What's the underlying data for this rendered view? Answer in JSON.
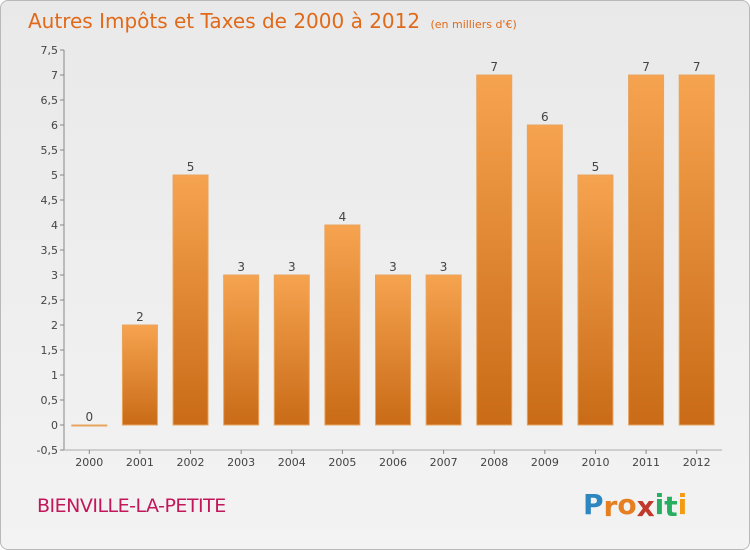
{
  "header": {
    "title": "Autres Impôts et Taxes de 2000 à 2012",
    "subtitle": "(en milliers d'€)"
  },
  "footer": {
    "place": "BIENVILLE-LA-PETITE",
    "logo_letters": [
      "P",
      "r",
      "o",
      "x",
      "i",
      "t",
      "i"
    ],
    "logo_colors": [
      "#2e86c1",
      "#e67e22",
      "#e67e22",
      "#c0392b",
      "#27ae60",
      "#27ae60",
      "#f39c12"
    ]
  },
  "chart_data": {
    "type": "bar",
    "title": "Autres Impôts et Taxes de 2000 à 2012",
    "subtitle": "(en milliers d'€)",
    "categories": [
      "2000",
      "2001",
      "2002",
      "2003",
      "2004",
      "2005",
      "2006",
      "2007",
      "2008",
      "2009",
      "2010",
      "2011",
      "2012"
    ],
    "values": [
      0,
      2,
      5,
      3,
      3,
      4,
      3,
      3,
      7,
      6,
      5,
      7,
      7
    ],
    "data_labels": [
      "0",
      "2",
      "5",
      "3",
      "3",
      "4",
      "3",
      "3",
      "7",
      "6",
      "5",
      "7",
      "7"
    ],
    "ylim": [
      -0.5,
      7.5
    ],
    "yticks": [
      "-0,5",
      "0",
      "0,5",
      "1",
      "1,5",
      "2",
      "2,5",
      "3",
      "3,5",
      "4",
      "4,5",
      "5",
      "5,5",
      "6",
      "6,5",
      "7",
      "7,5"
    ],
    "grid": false,
    "bar_color_top": "#f6a34f",
    "bar_color_bottom": "#c96b17",
    "title_color": "#e06a1a",
    "place_color": "#c2185b"
  }
}
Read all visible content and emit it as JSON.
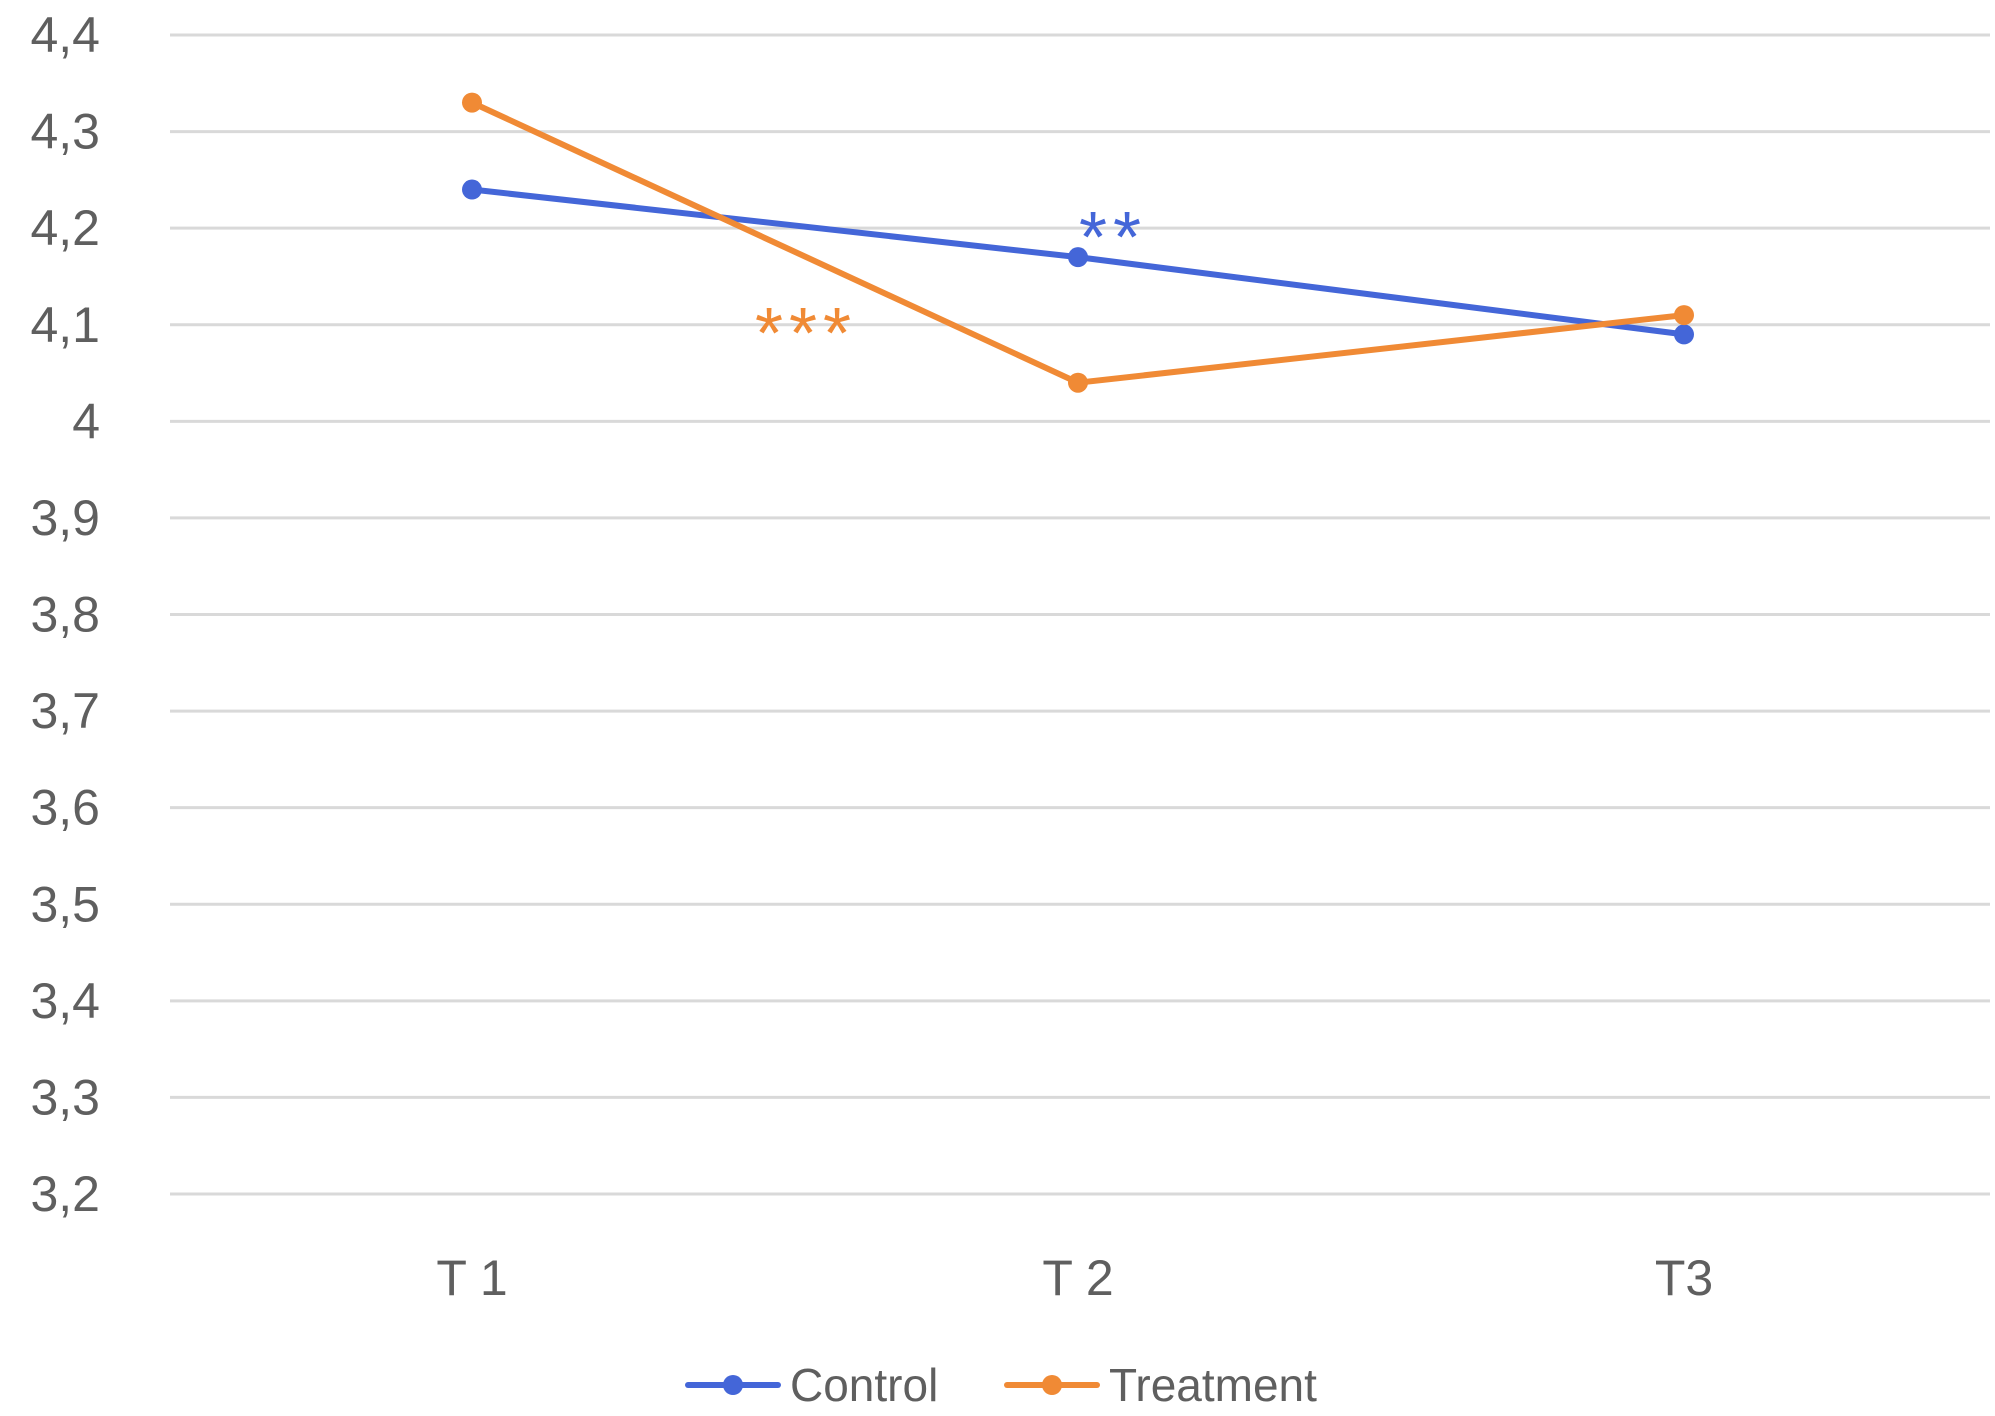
{
  "chart_data": {
    "type": "line",
    "title": "",
    "xlabel": "",
    "ylabel": "",
    "categories": [
      "T 1",
      "T 2",
      "T3"
    ],
    "ylim": [
      3.2,
      4.4
    ],
    "yticks": [
      4.4,
      4.3,
      4.2,
      4.1,
      4.0,
      3.9,
      3.8,
      3.7,
      3.6,
      3.5,
      3.4,
      3.3,
      3.2
    ],
    "ytick_labels": [
      "4,4",
      "4,3",
      "4,2",
      "4,1",
      "4",
      "3,9",
      "3,8",
      "3,7",
      "3,6",
      "3,5",
      "3,4",
      "3,3",
      "3,2"
    ],
    "grid": true,
    "legend_position": "bottom-center",
    "series": [
      {
        "name": "Control",
        "color": "#4466d8",
        "values": [
          4.24,
          4.17,
          4.09
        ]
      },
      {
        "name": "Treatment",
        "color": "#f08a35",
        "values": [
          4.33,
          4.04,
          4.11
        ]
      }
    ],
    "annotations": [
      {
        "text": "**",
        "series": "Control",
        "between": [
          "T 1",
          "T 2"
        ],
        "color": "#4466d8"
      },
      {
        "text": "***",
        "series": "Treatment",
        "between": [
          "T 1",
          "T 2"
        ],
        "color": "#f08a35"
      }
    ]
  }
}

# GOAL
Which lines contain the word "JSON"? Copy each of them.

# TASK RESPONSE
What's the underlying data for this rendered view? Answer in JSON.
Read all visible content and emit it as JSON.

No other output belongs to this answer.